Identify and copy all lines of the material where the string "image" is found.

---------- RECORDS FOR THE EXERCISE ----------

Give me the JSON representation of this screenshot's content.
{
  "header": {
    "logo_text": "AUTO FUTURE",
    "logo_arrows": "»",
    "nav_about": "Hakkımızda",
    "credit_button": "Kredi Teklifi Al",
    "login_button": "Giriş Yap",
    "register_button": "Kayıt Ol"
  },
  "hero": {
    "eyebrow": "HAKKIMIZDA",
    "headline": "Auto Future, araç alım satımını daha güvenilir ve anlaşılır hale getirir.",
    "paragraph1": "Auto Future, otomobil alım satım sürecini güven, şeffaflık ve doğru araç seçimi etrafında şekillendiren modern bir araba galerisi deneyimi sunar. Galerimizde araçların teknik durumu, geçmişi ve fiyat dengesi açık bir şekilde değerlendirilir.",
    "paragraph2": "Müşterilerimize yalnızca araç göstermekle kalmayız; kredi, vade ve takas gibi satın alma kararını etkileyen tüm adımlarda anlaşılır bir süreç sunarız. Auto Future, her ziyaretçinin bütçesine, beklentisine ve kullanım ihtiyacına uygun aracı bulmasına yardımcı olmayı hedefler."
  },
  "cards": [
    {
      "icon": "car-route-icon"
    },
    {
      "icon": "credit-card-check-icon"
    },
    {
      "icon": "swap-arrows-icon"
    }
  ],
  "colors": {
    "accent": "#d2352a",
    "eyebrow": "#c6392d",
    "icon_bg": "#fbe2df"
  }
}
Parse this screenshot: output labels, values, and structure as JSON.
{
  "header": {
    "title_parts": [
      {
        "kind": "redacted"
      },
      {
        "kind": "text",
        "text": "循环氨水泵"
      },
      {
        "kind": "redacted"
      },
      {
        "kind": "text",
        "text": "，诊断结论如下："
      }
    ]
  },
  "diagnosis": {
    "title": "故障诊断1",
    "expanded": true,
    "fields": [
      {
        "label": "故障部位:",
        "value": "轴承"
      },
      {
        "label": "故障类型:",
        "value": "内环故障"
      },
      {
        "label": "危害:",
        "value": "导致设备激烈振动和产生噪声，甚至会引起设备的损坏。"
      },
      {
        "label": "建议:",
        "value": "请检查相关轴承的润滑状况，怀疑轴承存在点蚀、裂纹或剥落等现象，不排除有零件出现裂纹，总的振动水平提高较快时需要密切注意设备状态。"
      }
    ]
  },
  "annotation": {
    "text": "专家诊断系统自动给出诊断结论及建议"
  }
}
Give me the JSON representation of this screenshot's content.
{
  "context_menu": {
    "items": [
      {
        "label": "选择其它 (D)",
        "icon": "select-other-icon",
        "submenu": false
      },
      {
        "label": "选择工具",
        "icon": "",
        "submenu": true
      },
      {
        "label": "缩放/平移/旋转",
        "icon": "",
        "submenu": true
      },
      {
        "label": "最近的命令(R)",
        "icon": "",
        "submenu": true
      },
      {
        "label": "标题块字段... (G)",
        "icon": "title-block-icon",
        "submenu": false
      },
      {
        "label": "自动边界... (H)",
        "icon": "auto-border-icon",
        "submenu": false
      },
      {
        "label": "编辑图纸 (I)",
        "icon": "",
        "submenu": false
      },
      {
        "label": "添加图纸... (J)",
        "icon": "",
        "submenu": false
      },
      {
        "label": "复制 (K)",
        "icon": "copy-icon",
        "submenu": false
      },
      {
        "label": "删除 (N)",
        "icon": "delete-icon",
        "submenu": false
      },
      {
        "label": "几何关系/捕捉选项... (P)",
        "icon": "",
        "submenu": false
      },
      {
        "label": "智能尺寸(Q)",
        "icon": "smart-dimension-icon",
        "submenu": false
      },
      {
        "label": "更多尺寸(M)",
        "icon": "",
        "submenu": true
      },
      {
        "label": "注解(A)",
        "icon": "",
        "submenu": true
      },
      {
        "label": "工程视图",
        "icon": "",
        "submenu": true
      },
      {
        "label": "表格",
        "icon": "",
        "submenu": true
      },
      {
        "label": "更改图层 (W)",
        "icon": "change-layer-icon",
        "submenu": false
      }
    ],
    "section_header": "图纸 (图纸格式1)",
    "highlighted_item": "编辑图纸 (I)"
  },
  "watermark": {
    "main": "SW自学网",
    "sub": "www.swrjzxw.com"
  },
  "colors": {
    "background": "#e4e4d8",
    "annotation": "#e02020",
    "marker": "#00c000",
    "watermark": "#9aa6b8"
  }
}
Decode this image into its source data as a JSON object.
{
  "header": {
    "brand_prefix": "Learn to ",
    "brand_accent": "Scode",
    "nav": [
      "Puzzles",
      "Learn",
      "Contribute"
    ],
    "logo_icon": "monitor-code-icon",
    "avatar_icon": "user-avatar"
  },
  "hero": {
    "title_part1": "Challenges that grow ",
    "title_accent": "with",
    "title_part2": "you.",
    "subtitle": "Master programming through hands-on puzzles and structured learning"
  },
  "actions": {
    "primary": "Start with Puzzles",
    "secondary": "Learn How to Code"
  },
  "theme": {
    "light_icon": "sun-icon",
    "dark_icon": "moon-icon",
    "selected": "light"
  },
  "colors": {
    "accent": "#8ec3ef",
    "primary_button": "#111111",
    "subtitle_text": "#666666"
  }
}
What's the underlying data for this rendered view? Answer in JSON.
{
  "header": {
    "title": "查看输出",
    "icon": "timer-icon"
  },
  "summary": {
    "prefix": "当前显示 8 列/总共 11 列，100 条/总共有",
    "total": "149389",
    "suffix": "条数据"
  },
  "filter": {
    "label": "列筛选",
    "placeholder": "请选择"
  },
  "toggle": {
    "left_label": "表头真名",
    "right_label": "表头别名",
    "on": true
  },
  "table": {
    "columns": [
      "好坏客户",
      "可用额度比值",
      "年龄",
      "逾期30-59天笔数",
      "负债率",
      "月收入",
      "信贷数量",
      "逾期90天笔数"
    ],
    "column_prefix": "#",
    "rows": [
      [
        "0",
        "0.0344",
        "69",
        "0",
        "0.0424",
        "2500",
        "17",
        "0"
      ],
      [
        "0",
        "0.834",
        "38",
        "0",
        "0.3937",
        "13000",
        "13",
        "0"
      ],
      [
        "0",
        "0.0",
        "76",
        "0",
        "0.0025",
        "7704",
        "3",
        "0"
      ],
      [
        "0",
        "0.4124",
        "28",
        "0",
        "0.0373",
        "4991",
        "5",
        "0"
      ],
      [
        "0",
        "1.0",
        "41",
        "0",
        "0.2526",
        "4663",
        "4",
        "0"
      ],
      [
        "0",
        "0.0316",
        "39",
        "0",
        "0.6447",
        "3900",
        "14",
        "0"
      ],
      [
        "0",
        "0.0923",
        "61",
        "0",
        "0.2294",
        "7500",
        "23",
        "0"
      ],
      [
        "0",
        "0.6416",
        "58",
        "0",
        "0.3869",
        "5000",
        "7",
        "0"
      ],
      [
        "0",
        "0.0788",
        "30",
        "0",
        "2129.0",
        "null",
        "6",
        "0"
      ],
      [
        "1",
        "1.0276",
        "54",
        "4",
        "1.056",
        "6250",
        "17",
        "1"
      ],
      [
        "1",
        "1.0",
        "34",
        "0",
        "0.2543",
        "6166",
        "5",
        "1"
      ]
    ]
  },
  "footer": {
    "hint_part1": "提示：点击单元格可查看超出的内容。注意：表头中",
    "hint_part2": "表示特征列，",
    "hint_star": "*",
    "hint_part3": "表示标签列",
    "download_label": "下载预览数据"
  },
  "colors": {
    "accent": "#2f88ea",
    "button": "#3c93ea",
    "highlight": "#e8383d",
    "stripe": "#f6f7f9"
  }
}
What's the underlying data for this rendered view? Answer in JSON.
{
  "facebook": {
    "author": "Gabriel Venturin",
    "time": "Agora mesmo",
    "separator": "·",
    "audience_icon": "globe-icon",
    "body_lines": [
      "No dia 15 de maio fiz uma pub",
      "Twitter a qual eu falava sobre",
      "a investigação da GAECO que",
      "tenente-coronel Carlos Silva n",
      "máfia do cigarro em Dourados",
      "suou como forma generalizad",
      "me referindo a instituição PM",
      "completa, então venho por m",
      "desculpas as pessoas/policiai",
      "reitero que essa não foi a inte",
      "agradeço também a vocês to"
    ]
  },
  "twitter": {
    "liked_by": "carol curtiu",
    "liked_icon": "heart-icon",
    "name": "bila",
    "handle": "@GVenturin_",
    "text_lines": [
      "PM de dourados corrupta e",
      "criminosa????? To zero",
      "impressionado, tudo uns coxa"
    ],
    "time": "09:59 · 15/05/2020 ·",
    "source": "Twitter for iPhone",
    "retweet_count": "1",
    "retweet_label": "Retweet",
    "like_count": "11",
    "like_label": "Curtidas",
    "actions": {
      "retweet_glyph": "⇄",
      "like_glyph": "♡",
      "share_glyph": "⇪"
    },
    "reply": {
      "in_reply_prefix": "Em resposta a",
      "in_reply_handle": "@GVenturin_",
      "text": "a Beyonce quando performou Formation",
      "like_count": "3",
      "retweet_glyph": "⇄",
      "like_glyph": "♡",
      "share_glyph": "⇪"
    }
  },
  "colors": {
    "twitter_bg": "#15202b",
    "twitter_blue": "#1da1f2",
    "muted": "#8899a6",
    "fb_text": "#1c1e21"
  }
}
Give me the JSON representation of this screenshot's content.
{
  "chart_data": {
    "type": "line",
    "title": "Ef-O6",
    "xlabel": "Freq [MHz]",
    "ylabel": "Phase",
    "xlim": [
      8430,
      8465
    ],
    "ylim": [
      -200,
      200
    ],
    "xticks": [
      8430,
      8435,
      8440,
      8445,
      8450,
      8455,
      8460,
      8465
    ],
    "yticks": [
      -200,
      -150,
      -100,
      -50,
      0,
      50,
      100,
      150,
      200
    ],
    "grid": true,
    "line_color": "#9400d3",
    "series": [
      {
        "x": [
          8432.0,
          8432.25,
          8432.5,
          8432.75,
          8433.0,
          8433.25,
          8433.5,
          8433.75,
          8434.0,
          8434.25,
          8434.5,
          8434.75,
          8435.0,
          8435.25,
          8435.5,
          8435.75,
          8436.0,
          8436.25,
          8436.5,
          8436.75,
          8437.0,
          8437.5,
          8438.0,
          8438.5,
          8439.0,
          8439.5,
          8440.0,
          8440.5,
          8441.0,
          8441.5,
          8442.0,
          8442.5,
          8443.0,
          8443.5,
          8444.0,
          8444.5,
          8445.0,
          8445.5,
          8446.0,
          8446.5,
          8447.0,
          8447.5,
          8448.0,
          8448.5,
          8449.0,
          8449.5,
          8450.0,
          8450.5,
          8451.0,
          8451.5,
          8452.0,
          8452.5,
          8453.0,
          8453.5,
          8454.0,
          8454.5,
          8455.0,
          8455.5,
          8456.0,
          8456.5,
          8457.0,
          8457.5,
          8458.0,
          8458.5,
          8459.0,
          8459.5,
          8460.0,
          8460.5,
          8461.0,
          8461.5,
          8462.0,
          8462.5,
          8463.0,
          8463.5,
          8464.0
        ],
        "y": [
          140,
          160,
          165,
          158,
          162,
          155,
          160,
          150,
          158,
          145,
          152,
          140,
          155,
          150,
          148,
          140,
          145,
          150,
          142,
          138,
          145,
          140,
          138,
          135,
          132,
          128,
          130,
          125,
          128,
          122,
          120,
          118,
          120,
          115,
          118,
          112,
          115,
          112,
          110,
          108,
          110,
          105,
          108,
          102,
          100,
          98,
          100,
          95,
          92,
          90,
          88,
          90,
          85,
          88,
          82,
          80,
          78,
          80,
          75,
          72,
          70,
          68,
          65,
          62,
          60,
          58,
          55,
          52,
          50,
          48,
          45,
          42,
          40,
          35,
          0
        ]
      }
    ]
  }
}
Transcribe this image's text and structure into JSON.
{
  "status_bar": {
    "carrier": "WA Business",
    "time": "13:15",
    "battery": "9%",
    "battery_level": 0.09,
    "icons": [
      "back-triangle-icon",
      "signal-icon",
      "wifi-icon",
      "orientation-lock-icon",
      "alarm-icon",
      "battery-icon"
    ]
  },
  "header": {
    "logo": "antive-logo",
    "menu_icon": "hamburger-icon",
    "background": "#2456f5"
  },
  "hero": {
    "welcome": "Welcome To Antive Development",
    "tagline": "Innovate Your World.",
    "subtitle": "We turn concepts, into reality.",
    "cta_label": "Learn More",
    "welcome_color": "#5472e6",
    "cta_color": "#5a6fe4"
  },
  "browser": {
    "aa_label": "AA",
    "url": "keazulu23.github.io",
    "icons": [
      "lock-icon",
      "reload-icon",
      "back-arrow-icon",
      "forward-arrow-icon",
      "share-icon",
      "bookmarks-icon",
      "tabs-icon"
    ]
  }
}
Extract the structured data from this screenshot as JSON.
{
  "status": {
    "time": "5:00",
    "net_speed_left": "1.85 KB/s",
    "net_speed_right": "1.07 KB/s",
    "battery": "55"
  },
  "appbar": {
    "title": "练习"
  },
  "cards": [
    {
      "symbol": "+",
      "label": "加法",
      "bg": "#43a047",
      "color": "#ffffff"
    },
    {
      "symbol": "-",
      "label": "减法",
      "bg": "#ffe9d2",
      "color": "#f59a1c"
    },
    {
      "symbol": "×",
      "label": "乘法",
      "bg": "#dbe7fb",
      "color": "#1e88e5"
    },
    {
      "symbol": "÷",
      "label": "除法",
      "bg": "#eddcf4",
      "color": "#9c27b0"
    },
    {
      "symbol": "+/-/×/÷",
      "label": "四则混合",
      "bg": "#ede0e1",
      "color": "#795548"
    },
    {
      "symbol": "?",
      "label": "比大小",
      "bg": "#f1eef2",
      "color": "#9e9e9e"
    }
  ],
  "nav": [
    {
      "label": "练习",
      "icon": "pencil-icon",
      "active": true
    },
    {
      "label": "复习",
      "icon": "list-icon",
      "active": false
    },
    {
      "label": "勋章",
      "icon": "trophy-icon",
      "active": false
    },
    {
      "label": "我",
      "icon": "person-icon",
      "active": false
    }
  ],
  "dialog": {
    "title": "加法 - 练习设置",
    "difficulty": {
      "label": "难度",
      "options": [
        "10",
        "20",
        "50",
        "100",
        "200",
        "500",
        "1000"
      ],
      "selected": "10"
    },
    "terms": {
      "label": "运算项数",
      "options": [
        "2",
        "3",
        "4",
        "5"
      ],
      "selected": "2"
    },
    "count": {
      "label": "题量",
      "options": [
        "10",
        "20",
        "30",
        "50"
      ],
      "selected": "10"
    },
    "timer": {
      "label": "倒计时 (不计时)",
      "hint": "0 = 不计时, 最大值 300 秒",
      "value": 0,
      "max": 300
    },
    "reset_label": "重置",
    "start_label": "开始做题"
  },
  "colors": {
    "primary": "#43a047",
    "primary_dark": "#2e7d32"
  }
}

----------

CORRECT RESPONSE
Decode this image into its source data as a JSON object.
Transcribe this image's text and structure into JSON.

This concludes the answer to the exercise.